> Task to complete:
Nothing other than the lines from the one containing "What data populates" through the close of the entries below should be printed, each exactly.

> Data in this exercise:
# # # #

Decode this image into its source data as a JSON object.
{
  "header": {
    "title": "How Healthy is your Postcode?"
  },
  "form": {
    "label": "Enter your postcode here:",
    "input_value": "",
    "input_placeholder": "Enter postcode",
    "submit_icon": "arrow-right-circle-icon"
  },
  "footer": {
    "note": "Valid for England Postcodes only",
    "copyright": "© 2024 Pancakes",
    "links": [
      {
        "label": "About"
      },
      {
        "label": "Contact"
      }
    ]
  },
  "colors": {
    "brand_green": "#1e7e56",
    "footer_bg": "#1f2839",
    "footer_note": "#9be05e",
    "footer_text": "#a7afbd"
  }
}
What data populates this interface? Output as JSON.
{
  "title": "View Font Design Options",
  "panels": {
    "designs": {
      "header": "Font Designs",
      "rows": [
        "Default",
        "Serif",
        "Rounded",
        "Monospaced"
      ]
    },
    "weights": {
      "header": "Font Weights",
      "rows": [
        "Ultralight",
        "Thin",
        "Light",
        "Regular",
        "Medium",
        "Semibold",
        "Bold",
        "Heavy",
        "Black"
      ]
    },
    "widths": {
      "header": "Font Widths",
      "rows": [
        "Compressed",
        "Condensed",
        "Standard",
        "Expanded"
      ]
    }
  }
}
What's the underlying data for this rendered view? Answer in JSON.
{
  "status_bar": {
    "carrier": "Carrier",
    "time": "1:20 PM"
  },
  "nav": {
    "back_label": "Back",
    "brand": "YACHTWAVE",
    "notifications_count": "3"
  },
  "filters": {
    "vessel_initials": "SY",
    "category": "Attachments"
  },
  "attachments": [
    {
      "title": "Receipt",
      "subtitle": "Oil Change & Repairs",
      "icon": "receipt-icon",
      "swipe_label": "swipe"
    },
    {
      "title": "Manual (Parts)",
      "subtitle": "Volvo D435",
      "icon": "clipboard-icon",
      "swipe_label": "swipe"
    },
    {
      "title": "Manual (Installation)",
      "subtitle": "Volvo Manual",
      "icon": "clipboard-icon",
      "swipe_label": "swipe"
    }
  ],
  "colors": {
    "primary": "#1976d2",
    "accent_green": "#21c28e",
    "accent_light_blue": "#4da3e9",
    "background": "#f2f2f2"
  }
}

# # # #

> Answer to the task:
What data populates this interface? Output as JSON.
{
  "title": "View Font Design Options",
  "panels": {
    "designs": {
      "header": "Font Designs",
      "rows": [
        "Default",
        "Serif",
        "Rounded",
        "Monospaced"
      ]
    },
    "weights": {
      "header": "Font Weights",
      "rows": [
        "Ultralight",
        "Thin",
        "Light",
        "Regular",
        "Medium",
        "Semibold",
        "Bold",
        "Heavy",
        "Black"
      ]
    },
    "widths": {
      "header": "Font Widths",
      "rows": [
        "Compressed",
        "Condensed",
        "Standard",
        "Expanded"
      ]
    }
  }
}
What's the underlying data for this rendered view? Answer in JSON.
{
  "status_bar": {
    "carrier": "Carrier",
    "time": "1:20 PM"
  },
  "nav": {
    "back_label": "Back",
    "brand": "YACHTWAVE",
    "notifications_count": "3"
  },
  "filters": {
    "vessel_initials": "SY",
    "category": "Attachments"
  },
  "attachments": [
    {
      "title": "Receipt",
      "subtitle": "Oil Change & Repairs",
      "icon": "receipt-icon",
      "swipe_label": "swipe"
    },
    {
      "title": "Manual (Parts)",
      "subtitle": "Volvo D435",
      "icon": "clipboard-icon",
      "swipe_label": "swipe"
    },
    {
      "title": "Manual (Installation)",
      "subtitle": "Volvo Manual",
      "icon": "clipboard-icon",
      "swipe_label": "swipe"
    }
  ],
  "colors": {
    "primary": "#1976d2",
    "accent_green": "#21c28e",
    "accent_light_blue": "#4da3e9",
    "background": "#f2f2f2"
  }
}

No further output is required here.